» **DIRECTIVE**
Quote all entries in full, exactly.

⁂

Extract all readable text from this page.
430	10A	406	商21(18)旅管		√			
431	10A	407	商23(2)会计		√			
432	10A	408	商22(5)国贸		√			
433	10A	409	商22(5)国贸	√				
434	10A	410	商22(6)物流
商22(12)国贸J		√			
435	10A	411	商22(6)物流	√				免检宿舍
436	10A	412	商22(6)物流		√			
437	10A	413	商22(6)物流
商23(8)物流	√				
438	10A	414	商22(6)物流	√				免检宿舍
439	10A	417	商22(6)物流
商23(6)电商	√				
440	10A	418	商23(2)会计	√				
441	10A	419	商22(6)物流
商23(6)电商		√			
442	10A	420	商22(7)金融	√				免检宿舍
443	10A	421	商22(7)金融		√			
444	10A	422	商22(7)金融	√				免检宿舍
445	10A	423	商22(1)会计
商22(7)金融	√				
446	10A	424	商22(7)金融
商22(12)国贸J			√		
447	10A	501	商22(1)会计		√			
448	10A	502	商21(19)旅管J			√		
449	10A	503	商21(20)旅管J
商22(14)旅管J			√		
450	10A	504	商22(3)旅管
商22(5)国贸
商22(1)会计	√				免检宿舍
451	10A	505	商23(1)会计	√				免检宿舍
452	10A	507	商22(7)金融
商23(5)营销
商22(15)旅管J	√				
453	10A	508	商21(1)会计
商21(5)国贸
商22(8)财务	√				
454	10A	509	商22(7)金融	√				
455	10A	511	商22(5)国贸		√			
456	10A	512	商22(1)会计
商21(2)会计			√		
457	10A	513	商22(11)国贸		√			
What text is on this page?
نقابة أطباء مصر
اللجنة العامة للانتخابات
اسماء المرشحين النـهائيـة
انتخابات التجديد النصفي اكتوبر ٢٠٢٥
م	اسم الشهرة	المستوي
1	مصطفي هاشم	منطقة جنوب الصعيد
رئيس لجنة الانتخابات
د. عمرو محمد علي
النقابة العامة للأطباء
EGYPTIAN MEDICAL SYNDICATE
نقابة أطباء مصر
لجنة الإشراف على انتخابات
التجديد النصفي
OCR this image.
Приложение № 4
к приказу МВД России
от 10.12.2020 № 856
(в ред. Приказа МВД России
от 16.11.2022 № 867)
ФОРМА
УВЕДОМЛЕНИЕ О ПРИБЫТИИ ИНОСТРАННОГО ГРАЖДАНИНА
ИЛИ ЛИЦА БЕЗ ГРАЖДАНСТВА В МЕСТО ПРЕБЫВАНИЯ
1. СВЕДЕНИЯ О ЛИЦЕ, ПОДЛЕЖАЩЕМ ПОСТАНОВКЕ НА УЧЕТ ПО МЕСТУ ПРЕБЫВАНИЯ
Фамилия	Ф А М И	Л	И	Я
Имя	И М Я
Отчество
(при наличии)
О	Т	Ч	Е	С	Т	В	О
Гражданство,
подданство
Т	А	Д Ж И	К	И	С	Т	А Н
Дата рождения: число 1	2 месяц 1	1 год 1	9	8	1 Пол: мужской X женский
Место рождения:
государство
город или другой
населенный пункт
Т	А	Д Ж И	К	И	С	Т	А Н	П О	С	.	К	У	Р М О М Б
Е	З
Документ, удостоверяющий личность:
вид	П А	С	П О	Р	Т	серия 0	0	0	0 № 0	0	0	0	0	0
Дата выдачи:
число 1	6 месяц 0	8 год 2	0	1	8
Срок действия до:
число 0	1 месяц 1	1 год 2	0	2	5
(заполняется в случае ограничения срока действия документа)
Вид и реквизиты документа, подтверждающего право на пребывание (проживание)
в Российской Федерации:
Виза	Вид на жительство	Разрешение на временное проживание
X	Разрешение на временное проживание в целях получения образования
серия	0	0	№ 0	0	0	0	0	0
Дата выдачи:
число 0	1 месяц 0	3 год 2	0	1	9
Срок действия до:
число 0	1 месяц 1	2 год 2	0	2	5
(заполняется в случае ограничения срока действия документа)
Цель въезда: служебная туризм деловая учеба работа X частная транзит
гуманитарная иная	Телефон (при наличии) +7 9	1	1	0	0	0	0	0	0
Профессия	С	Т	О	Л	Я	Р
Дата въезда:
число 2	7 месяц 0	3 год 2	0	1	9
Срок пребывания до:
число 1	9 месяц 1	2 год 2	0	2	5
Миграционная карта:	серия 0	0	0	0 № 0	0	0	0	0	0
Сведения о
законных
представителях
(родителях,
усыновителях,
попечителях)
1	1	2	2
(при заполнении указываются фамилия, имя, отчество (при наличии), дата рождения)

⁂

» **SOLUTION TO THIS TASK**
Extract all readable text from this page.
430	10A	406	商21(18)旅管		√			
431	10A	407	商23(2)会计		√			
432	10A	408	商22(5)国贸		√			
433	10A	409	商22(5)国贸	√				
434	10A	410	商22(6)物流
商22(12)国贸J		√			
435	10A	411	商22(6)物流	√				免检宿舍
436	10A	412	商22(6)物流		√			
437	10A	413	商22(6)物流
商23(8)物流	√				
438	10A	414	商22(6)物流	√				免检宿舍
439	10A	417	商22(6)物流
商23(6)电商	√				
440	10A	418	商23(2)会计	√				
441	10A	419	商22(6)物流
商23(6)电商		√			
442	10A	420	商22(7)金融	√				免检宿舍
443	10A	421	商22(7)金融		√			
444	10A	422	商22(7)金融	√				免检宿舍
445	10A	423	商22(1)会计
商22(7)金融	√				
446	10A	424	商22(7)金融
商22(12)国贸J			√		
447	10A	501	商22(1)会计		√			
448	10A	502	商21(19)旅管J			√		
449	10A	503	商21(20)旅管J
商22(14)旅管J			√		
450	10A	504	商22(3)旅管
商22(5)国贸
商22(1)会计	√				免检宿舍
451	10A	505	商23(1)会计	√				免检宿舍
452	10A	507	商22(7)金融
商23(5)营销
商22(15)旅管J	√				
453	10A	508	商21(1)会计
商21(5)国贸
商22(8)财务	√				
454	10A	509	商22(7)金融	√				
455	10A	511	商22(5)国贸		√			
456	10A	512	商22(1)会计
商21(2)会计			√		
457	10A	513	商22(11)国贸		√			
What text is on this page?
نقابة أطباء مصر
اللجنة العامة للانتخابات
اسماء المرشحين النـهائيـة
انتخابات التجديد النصفي اكتوبر ٢٠٢٥
م	اسم الشهرة	المستوي
1	مصطفي هاشم	منطقة جنوب الصعيد
رئيس لجنة الانتخابات
د. عمرو محمد علي
النقابة العامة للأطباء
EGYPTIAN MEDICAL SYNDICATE
نقابة أطباء مصر
لجنة الإشراف على انتخابات
التجديد النصفي
OCR this image.
Приложение № 4
к приказу МВД России
от 10.12.2020 № 856
(в ред. Приказа МВД России
от 16.11.2022 № 867)
ФОРМА
УВЕДОМЛЕНИЕ О ПРИБЫТИИ ИНОСТРАННОГО ГРАЖДАНИНА
ИЛИ ЛИЦА БЕЗ ГРАЖДАНСТВА В МЕСТО ПРЕБЫВАНИЯ
1. СВЕДЕНИЯ О ЛИЦЕ, ПОДЛЕЖАЩЕМ ПОСТАНОВКЕ НА УЧЕТ ПО МЕСТУ ПРЕБЫВАНИЯ
Фамилия	Ф А М И	Л	И	Я
Имя	И М Я
Отчество
(при наличии)
О	Т	Ч	Е	С	Т	В	О
Гражданство,
подданство
Т	А	Д Ж И	К	И	С	Т	А Н
Дата рождения: число 1	2 месяц 1	1 год 1	9	8	1 Пол: мужской X женский
Место рождения:
государство
город или другой
населенный пункт
Т	А	Д Ж И	К	И	С	Т	А Н	П О	С	.	К	У	Р М О М Б
Е	З
Документ, удостоверяющий личность:
вид	П А	С	П О	Р	Т	серия 0	0	0	0 № 0	0	0	0	0	0
Дата выдачи:
число 1	6 месяц 0	8 год 2	0	1	8
Срок действия до:
число 0	1 месяц 1	1 год 2	0	2	5
(заполняется в случае ограничения срока действия документа)
Вид и реквизиты документа, подтверждающего право на пребывание (проживание)
в Российской Федерации:
Виза	Вид на жительство	Разрешение на временное проживание
X	Разрешение на временное проживание в целях получения образования
серия	0	0	№ 0	0	0	0	0	0
Дата выдачи:
число 0	1 месяц 0	3 год 2	0	1	9
Срок действия до:
число 0	1 месяц 1	2 год 2	0	2	5
(заполняется в случае ограничения срока действия документа)
Цель въезда: служебная туризм деловая учеба работа X частная транзит
гуманитарная иная	Телефон (при наличии) +7 9	1	1	0	0	0	0	0	0
Профессия	С	Т	О	Л	Я	Р
Дата въезда:
число 2	7 месяц 0	3 год 2	0	1	9
Срок пребывания до:
число 1	9 месяц 1	2 год 2	0	2	5
Миграционная карта:	серия 0	0	0	0 № 0	0	0	0	0	0
Сведения о
законных
представителях
(родителях,
усыновителях,
попечителях)
1	1	2	2
(при заполнении указываются фамилия, имя, отчество (при наличии), дата рождения)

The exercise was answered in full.